Conclusion The Report in no uncertain terms warns of future oversight in this area, given the “significant concern for numerous members of the Committee staff, including the Chairman.” Stay tuned for our ongoing coverage.

  1. Notably, Kevin Reynolds, the son of one of Dr. Sabit’s patients (now deceased), testified at the November 2015 Hearing. In his written testimony (available here), Mr. Reynolds blames Dr. Sabit’s interest in Apex Medical Technologies LLC – an interest about which Mr. Reynolds and his mother were not aware prior to the surgery – for Dr. Sabit’s decision to perform a more complex spinal fusion surgery than the surgery to which the patient agreed. Mr. Reynolds states, “I believe that Dr. Sabit had a clear financial incentive to use more screws and rods in my mother’s back surgery. And I believe that this financial incentive played a role in his decision to perform more complex surgery on her that was not medically necessary.”
  2. According to hearing testimony by one physician in November, POD physicians who are able to supplement their income via POD self-referrals are able to sign contracts with insurers for “ridiculously low” reimbursement amounts, in turn enabling them to shut non-POD physicians out of the market.
......
| Tasks for this exercise |
**1)** According to the report excerpt, in which company did Dr. Sabit hold an interest that Mr. Reynolds and his mother did not know about before the surgery?
**2)** Write what comes next in the report excerpt, picking up right after its final sentence.

[Stored data]
......
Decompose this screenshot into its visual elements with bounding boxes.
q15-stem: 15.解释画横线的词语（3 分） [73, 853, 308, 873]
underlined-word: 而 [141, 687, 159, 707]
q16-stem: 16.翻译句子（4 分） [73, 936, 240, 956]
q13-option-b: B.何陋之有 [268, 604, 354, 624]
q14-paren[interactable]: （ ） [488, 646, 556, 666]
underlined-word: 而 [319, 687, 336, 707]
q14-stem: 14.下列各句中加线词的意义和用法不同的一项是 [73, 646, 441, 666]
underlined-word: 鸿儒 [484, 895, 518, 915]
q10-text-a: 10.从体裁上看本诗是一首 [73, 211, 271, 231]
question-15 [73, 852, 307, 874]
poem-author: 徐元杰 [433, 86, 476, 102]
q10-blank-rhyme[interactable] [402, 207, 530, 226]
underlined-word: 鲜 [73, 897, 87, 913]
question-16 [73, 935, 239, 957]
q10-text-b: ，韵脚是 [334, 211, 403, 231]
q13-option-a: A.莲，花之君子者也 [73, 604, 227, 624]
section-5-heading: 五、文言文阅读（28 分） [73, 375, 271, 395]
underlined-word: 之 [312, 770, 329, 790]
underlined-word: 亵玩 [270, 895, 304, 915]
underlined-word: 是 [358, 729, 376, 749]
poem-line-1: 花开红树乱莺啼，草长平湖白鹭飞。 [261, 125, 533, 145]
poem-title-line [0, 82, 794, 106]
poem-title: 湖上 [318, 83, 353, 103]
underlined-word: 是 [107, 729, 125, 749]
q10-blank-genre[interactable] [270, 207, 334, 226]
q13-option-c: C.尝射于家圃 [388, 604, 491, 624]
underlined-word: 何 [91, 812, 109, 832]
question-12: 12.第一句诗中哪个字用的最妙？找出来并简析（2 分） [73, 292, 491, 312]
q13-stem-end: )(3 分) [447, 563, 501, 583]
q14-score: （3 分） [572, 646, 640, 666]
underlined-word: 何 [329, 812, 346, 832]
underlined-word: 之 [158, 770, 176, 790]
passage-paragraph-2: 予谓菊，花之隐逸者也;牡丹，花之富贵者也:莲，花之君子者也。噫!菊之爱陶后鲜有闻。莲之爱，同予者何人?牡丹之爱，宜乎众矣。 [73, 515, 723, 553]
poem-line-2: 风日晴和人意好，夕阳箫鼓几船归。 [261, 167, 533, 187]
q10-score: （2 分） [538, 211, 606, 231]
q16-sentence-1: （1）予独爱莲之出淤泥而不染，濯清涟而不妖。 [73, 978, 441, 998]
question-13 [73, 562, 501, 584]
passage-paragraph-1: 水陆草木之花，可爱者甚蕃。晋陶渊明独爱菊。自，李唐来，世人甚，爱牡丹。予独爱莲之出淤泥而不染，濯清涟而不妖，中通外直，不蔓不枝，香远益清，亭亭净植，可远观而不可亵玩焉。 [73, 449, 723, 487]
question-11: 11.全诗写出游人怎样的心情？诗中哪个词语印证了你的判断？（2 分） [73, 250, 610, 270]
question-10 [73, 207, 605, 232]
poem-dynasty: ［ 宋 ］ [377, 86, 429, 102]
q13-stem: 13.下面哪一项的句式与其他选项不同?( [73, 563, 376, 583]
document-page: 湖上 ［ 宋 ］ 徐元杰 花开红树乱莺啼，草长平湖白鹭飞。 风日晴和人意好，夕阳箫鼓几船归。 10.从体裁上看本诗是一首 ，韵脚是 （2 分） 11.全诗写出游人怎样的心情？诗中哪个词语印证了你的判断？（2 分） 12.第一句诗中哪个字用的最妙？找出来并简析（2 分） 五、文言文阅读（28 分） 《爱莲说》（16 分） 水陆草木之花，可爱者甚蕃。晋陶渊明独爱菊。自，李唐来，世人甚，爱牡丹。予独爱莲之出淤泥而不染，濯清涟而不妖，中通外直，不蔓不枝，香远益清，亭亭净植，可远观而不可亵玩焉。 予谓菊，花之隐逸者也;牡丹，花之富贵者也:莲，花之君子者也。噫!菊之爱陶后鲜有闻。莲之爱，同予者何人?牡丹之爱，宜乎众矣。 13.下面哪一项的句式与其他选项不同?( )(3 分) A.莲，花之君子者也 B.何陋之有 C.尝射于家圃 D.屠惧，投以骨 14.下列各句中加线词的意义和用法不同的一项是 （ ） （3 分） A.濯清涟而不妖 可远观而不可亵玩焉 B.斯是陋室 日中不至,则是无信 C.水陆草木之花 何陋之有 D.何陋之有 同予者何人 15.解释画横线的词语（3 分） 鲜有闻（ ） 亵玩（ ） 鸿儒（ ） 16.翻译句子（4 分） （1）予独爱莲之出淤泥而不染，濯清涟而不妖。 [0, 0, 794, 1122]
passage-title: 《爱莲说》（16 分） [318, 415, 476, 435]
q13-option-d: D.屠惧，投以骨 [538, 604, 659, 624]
......
| Results in order |
**1)** Apex Medical Technologies LLC.

**2)**
  3. In a footnote to the Report, the Committee cites approvingly “manufacturers who may have a relatively small portion of physician ownership (examples include physician ownership as a result of an initial capital investment, or development of new or innovative intellectual property) which generally diminishes as the company’s products gain market acceptance. Unlike PODs, these companies widely market and sell their products to healthcare facilities where their physician owners do not practice, and in addition, physician owners’ revenue is not tied to their referrals or usage of the company’s devices.